# Start of Given data
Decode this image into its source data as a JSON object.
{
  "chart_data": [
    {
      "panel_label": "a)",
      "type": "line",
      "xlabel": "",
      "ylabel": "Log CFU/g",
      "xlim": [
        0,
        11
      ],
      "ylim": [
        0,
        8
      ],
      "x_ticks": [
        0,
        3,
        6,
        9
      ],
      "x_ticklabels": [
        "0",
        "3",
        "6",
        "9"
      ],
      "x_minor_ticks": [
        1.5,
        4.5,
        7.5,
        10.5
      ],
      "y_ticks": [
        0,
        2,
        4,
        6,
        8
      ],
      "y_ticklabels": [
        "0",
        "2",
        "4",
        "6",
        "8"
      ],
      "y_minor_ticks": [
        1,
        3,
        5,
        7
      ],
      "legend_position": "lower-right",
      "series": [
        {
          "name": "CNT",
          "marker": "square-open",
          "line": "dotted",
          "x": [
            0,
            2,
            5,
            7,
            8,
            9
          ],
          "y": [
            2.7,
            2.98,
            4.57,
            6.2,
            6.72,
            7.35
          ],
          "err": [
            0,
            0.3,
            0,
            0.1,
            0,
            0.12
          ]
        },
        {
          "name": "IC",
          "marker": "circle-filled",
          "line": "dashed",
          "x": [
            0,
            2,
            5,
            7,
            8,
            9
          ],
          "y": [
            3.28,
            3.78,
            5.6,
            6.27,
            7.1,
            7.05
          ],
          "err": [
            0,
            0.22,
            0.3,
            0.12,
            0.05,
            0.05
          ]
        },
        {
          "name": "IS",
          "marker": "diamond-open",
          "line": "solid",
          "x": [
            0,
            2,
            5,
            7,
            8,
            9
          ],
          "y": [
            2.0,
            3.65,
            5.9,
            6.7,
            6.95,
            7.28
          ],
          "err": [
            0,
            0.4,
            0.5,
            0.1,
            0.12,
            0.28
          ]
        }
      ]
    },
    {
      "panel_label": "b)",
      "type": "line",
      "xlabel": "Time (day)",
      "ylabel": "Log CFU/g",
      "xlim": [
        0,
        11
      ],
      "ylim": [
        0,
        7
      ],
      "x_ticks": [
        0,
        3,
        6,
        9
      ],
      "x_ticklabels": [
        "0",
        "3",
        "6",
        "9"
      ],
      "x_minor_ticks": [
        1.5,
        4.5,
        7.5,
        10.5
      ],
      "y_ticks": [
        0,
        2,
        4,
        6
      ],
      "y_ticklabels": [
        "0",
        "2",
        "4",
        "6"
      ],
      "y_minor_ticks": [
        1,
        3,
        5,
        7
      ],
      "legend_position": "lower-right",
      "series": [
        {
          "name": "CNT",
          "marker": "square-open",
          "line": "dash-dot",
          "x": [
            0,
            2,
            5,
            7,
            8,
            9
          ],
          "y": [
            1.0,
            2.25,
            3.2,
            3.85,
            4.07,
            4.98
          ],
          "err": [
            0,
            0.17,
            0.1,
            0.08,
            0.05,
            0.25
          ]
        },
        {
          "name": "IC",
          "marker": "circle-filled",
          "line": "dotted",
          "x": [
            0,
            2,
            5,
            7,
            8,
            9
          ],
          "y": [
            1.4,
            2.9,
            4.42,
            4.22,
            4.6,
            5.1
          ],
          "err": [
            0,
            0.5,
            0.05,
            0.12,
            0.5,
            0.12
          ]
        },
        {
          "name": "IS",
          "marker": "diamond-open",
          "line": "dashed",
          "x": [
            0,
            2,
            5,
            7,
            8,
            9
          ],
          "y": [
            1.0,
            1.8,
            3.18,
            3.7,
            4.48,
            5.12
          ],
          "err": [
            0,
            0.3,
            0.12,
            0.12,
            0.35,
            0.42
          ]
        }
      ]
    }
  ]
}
# End of Given data
Print all of the entries exactly as they are written.

• **Output for this task**:
Decode this image into its source data as a JSON object.
{
  "chart_data": [
    {
      "panel_label": "a)",
      "type": "line",
      "xlabel": "",
      "ylabel": "Log CFU/g",
      "xlim": [
        0,
        11
      ],
      "ylim": [
        0,
        8
      ],
      "x_ticks": [
        0,
        3,
        6,
        9
      ],
      "x_ticklabels": [
        "0",
        "3",
        "6",
        "9"
      ],
      "x_minor_ticks": [
        1.5,
        4.5,
        7.5,
        10.5
      ],
      "y_ticks": [
        0,
        2,
        4,
        6,
        8
      ],
      "y_ticklabels": [
        "0",
        "2",
        "4",
        "6",
        "8"
      ],
      "y_minor_ticks": [
        1,
        3,
        5,
        7
      ],
      "legend_position": "lower-right",
      "series": [
        {
          "name": "CNT",
          "marker": "square-open",
          "line": "dotted",
          "x": [
            0,
            2,
            5,
            7,
            8,
            9
          ],
          "y": [
            2.7,
            2.98,
            4.57,
            6.2,
            6.72,
            7.35
          ],
          "err": [
            0,
            0.3,
            0,
            0.1,
            0,
            0.12
          ]
        },
        {
          "name": "IC",
          "marker": "circle-filled",
          "line": "dashed",
          "x": [
            0,
            2,
            5,
            7,
            8,
            9
          ],
          "y": [
            3.28,
            3.78,
            5.6,
            6.27,
            7.1,
            7.05
          ],
          "err": [
            0,
            0.22,
            0.3,
            0.12,
            0.05,
            0.05
          ]
        },
        {
          "name": "IS",
          "marker": "diamond-open",
          "line": "solid",
          "x": [
            0,
            2,
            5,
            7,
            8,
            9
          ],
          "y": [
            2.0,
            3.65,
            5.9,
            6.7,
            6.95,
            7.28
          ],
          "err": [
            0,
            0.4,
            0.5,
            0.1,
            0.12,
            0.28
          ]
        }
      ]
    },
    {
      "panel_label": "b)",
      "type": "line",
      "xlabel": "Time (day)",
      "ylabel": "Log CFU/g",
      "xlim": [
        0,
        11
      ],
      "ylim": [
        0,
        7
      ],
      "x_ticks": [
        0,
        3,
        6,
        9
      ],
      "x_ticklabels": [
        "0",
        "3",
        "6",
        "9"
      ],
      "x_minor_ticks": [
        1.5,
        4.5,
        7.5,
        10.5
      ],
      "y_ticks": [
        0,
        2,
        4,
        6
      ],
      "y_ticklabels": [
        "0",
        "2",
        "4",
        "6"
      ],
      "y_minor_ticks": [
        1,
        3,
        5,
        7
      ],
      "legend_position": "lower-right",
      "series": [
        {
          "name": "CNT",
          "marker": "square-open",
          "line": "dash-dot",
          "x": [
            0,
            2,
            5,
            7,
            8,
            9
          ],
          "y": [
            1.0,
            2.25,
            3.2,
            3.85,
            4.07,
            4.98
          ],
          "err": [
            0,
            0.17,
            0.1,
            0.08,
            0.05,
            0.25
          ]
        },
        {
          "name": "IC",
          "marker": "circle-filled",
          "line": "dotted",
          "x": [
            0,
            2,
            5,
            7,
            8,
            9
          ],
          "y": [
            1.4,
            2.9,
            4.42,
            4.22,
            4.6,
            5.1
          ],
          "err": [
            0,
            0.5,
            0.05,
            0.12,
            0.5,
            0.12
          ]
        },
        {
          "name": "IS",
          "marker": "diamond-open",
          "line": "dashed",
          "x": [
            0,
            2,
            5,
            7,
            8,
            9
          ],
          "y": [
            1.0,
            1.8,
            3.18,
            3.7,
            4.48,
            5.12
          ],
          "err": [
            0,
            0.3,
            0.12,
            0.12,
            0.35,
            0.42
          ]
        }
      ]
    }
  ]
}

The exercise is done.